**Aim:**
Transcribe each of the records below exactly, excluding all pictures.

**Input records:**
○ ○ ○ ○ ○ ○ ○

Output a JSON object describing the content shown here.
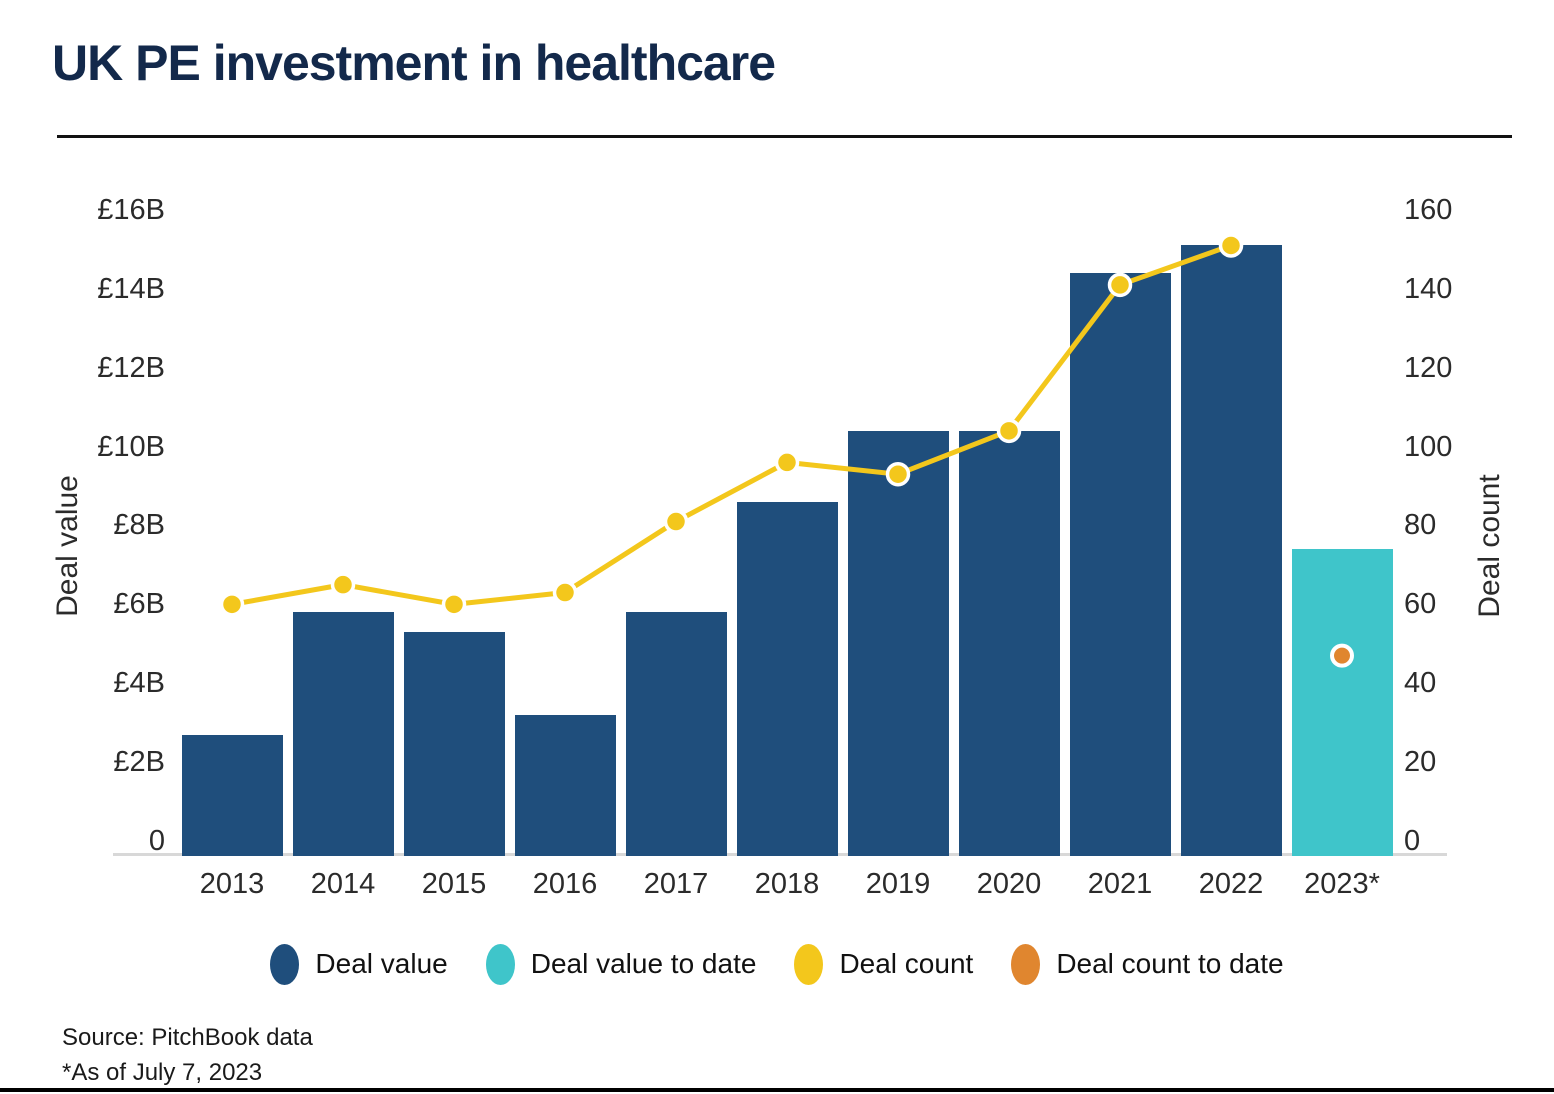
{
  "header": {
    "title": "UK PE investment in healthcare"
  },
  "chart_data": {
    "type": "bar+line combo (dual axis)",
    "categories": [
      "2013",
      "2014",
      "2015",
      "2016",
      "2017",
      "2018",
      "2019",
      "2020",
      "2021",
      "2022",
      "2023*"
    ],
    "left_axis": {
      "title": "Deal value",
      "unit": "GBP billions",
      "range": [
        0,
        16
      ],
      "ticks": [
        {
          "label": "£16B",
          "value": 16
        },
        {
          "label": "£14B",
          "value": 14
        },
        {
          "label": "£12B",
          "value": 12
        },
        {
          "label": "£10B",
          "value": 10
        },
        {
          "label": "£8B",
          "value": 8
        },
        {
          "label": "£6B",
          "value": 6
        },
        {
          "label": "£4B",
          "value": 4
        },
        {
          "label": "£2B",
          "value": 2
        },
        {
          "label": "0",
          "value": 0
        }
      ]
    },
    "right_axis": {
      "title": "Deal count",
      "range": [
        0,
        160
      ],
      "ticks": [
        {
          "label": "160",
          "value": 160
        },
        {
          "label": "140",
          "value": 140
        },
        {
          "label": "120",
          "value": 120
        },
        {
          "label": "100",
          "value": 100
        },
        {
          "label": "80",
          "value": 80
        },
        {
          "label": "60",
          "value": 60
        },
        {
          "label": "40",
          "value": 40
        },
        {
          "label": "20",
          "value": 20
        },
        {
          "label": "0",
          "value": 0
        }
      ]
    },
    "series": [
      {
        "name": "Deal value",
        "type": "bar",
        "axis": "left",
        "color": "#1F4E7C",
        "values": [
          2.7,
          5.8,
          5.3,
          3.2,
          5.8,
          8.6,
          10.4,
          10.4,
          14.4,
          15.1,
          null
        ]
      },
      {
        "name": "Deal value to date",
        "type": "bar",
        "axis": "left",
        "color": "#3FC5CA",
        "values": [
          null,
          null,
          null,
          null,
          null,
          null,
          null,
          null,
          null,
          null,
          7.4
        ]
      },
      {
        "name": "Deal count",
        "type": "line",
        "axis": "right",
        "color": "#F3C71C",
        "marker_edge": "#FFFFFF",
        "values": [
          60,
          65,
          60,
          63,
          81,
          96,
          93,
          104,
          141,
          151,
          null
        ]
      },
      {
        "name": "Deal count to date",
        "type": "point",
        "axis": "right",
        "color": "#E0862F",
        "marker_edge": "#FFFFFF",
        "values": [
          null,
          null,
          null,
          null,
          null,
          null,
          null,
          null,
          null,
          null,
          47
        ]
      }
    ],
    "grid": false,
    "legend_position": "bottom"
  },
  "legend": {
    "items": [
      {
        "label": "Deal value",
        "color": "#1F4E7C"
      },
      {
        "label": "Deal value to date",
        "color": "#3FC5CA"
      },
      {
        "label": "Deal count",
        "color": "#F3C71C"
      },
      {
        "label": "Deal count to date",
        "color": "#E0862F"
      }
    ]
  },
  "footer": {
    "source": "Source: PitchBook data",
    "note": "*As of July 7, 2023"
  },
  "colors": {
    "title_text": "#13294B",
    "axis_text": "#2B2B2B",
    "axis_baseline": "#D8D8D8",
    "rule": "#000000"
  }
}
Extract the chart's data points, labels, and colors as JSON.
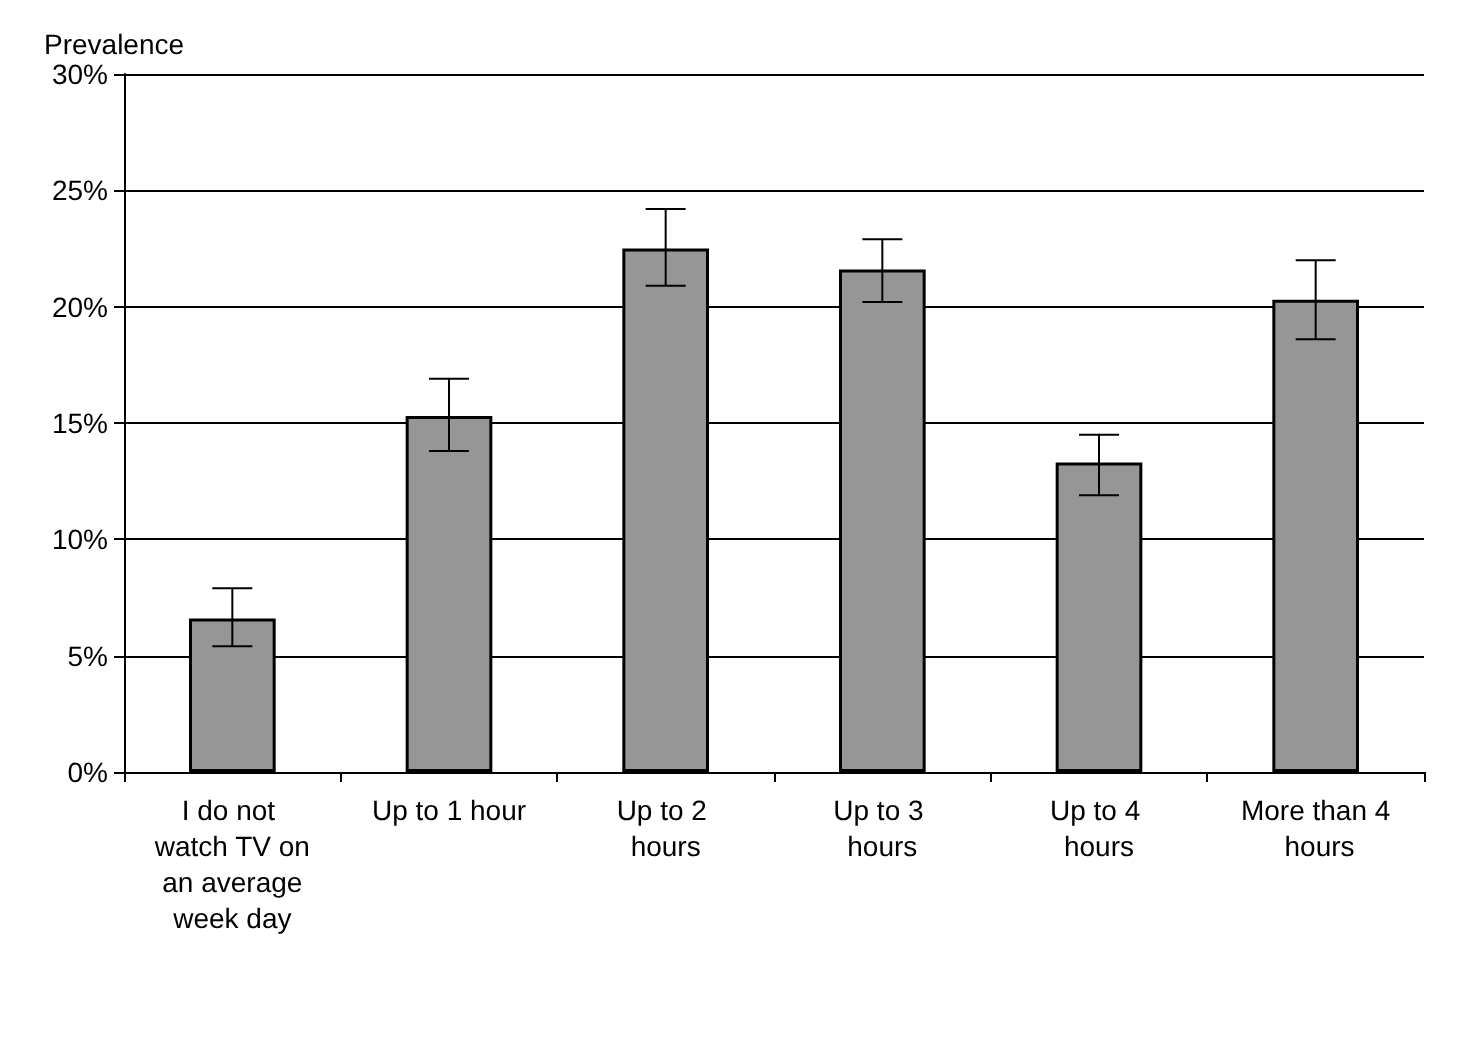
{
  "chart_data": {
    "type": "bar",
    "ylabel": "Prevalence",
    "categories": [
      "I do not watch TV on an average week day",
      "Up to 1 hour",
      "Up to 2 hours",
      "Up to 3 hours",
      "Up to 4 hours",
      "More than 4 hours"
    ],
    "values": [
      6.6,
      15.3,
      22.5,
      21.6,
      13.3,
      20.3
    ],
    "errors": [
      [
        5.4,
        7.9
      ],
      [
        13.8,
        16.9
      ],
      [
        20.9,
        24.2
      ],
      [
        20.2,
        22.9
      ],
      [
        11.9,
        14.5
      ],
      [
        18.6,
        22.0
      ]
    ],
    "color": "#969696",
    "ylim": [
      0,
      30
    ],
    "yticks": [
      {
        "value": 0,
        "label": "0%"
      },
      {
        "value": 5,
        "label": "5%"
      },
      {
        "value": 10,
        "label": "10%"
      },
      {
        "value": 15,
        "label": "15%"
      },
      {
        "value": 20,
        "label": "20%"
      },
      {
        "value": 25,
        "label": "25%"
      },
      {
        "value": 30,
        "label": "30%"
      }
    ],
    "grid": "y"
  }
}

○ ○ ○ ○ ○ ○ ○

**Task output:**
Output a JSON object describing the content shown here.
{
  "header": {
    "title": "UK PE investment in healthcare"
  },
  "chart_data": {
    "type": "bar+line combo (dual axis)",
    "categories": [
      "2013",
      "2014",
      "2015",
      "2016",
      "2017",
      "2018",
      "2019",
      "2020",
      "2021",
      "2022",
      "2023*"
    ],
    "left_axis": {
      "title": "Deal value",
      "unit": "GBP billions",
      "range": [
        0,
        16
      ],
      "ticks": [
        {
          "label": "£16B",
          "value": 16
        },
        {
          "label": "£14B",
          "value": 14
        },
        {
          "label": "£12B",
          "value": 12
        },
        {
          "label": "£10B",
          "value": 10
        },
        {
          "label": "£8B",
          "value": 8
        },
        {
          "label": "£6B",
          "value": 6
        },
        {
          "label": "£4B",
          "value": 4
        },
        {
          "label": "£2B",
          "value": 2
        },
        {
          "label": "0",
          "value": 0
        }
      ]
    },
    "right_axis": {
      "title": "Deal count",
      "range": [
        0,
        160
      ],
      "ticks": [
        {
          "label": "160",
          "value": 160
        },
        {
          "label": "140",
          "value": 140
        },
        {
          "label": "120",
          "value": 120
        },
        {
          "label": "100",
          "value": 100
        },
        {
          "label": "80",
          "value": 80
        },
        {
          "label": "60",
          "value": 60
        },
        {
          "label": "40",
          "value": 40
        },
        {
          "label": "20",
          "value": 20
        },
        {
          "label": "0",
          "value": 0
        }
      ]
    },
    "series": [
      {
        "name": "Deal value",
        "type": "bar",
        "axis": "left",
        "color": "#1F4E7C",
        "values": [
          2.7,
          5.8,
          5.3,
          3.2,
          5.8,
          8.6,
          10.4,
          10.4,
          14.4,
          15.1,
          null
        ]
      },
      {
        "name": "Deal value to date",
        "type": "bar",
        "axis": "left",
        "color": "#3FC5CA",
        "values": [
          null,
          null,
          null,
          null,
          null,
          null,
          null,
          null,
          null,
          null,
          7.4
        ]
      },
      {
        "name": "Deal count",
        "type": "line",
        "axis": "right",
        "color": "#F3C71C",
        "marker_edge": "#FFFFFF",
        "values": [
          60,
          65,
          60,
          63,
          81,
          96,
          93,
          104,
          141,
          151,
          null
        ]
      },
      {
        "name": "Deal count to date",
        "type": "point",
        "axis": "right",
        "color": "#E0862F",
        "marker_edge": "#FFFFFF",
        "values": [
          null,
          null,
          null,
          null,
          null,
          null,
          null,
          null,
          null,
          null,
          47
        ]
      }
    ],
    "grid": false,
    "legend_position": "bottom"
  },
  "legend": {
    "items": [
      {
        "label": "Deal value",
        "color": "#1F4E7C"
      },
      {
        "label": "Deal value to date",
        "color": "#3FC5CA"
      },
      {
        "label": "Deal count",
        "color": "#F3C71C"
      },
      {
        "label": "Deal count to date",
        "color": "#E0862F"
      }
    ]
  },
  "footer": {
    "source": "Source: PitchBook data",
    "note": "*As of July 7, 2023"
  },
  "colors": {
    "title_text": "#13294B",
    "axis_text": "#2B2B2B",
    "axis_baseline": "#D8D8D8",
    "rule": "#000000"
  }
}
Extract the chart's data points, labels, and colors as JSON.
{
  "chart_data": {
    "type": "bar",
    "ylabel": "Prevalence",
    "categories": [
      "I do not watch TV on an average week day",
      "Up to 1 hour",
      "Up to 2 hours",
      "Up to 3 hours",
      "Up to 4 hours",
      "More than 4 hours"
    ],
    "values": [
      6.6,
      15.3,
      22.5,
      21.6,
      13.3,
      20.3
    ],
    "errors": [
      [
        5.4,
        7.9
      ],
      [
        13.8,
        16.9
      ],
      [
        20.9,
        24.2
      ],
      [
        20.2,
        22.9
      ],
      [
        11.9,
        14.5
      ],
      [
        18.6,
        22.0
      ]
    ],
    "color": "#969696",
    "ylim": [
      0,
      30
    ],
    "yticks": [
      {
        "value": 0,
        "label": "0%"
      },
      {
        "value": 5,
        "label": "5%"
      },
      {
        "value": 10,
        "label": "10%"
      },
      {
        "value": 15,
        "label": "15%"
      },
      {
        "value": 20,
        "label": "20%"
      },
      {
        "value": 25,
        "label": "25%"
      },
      {
        "value": 30,
        "label": "30%"
      }
    ],
    "grid": "y"
  }
}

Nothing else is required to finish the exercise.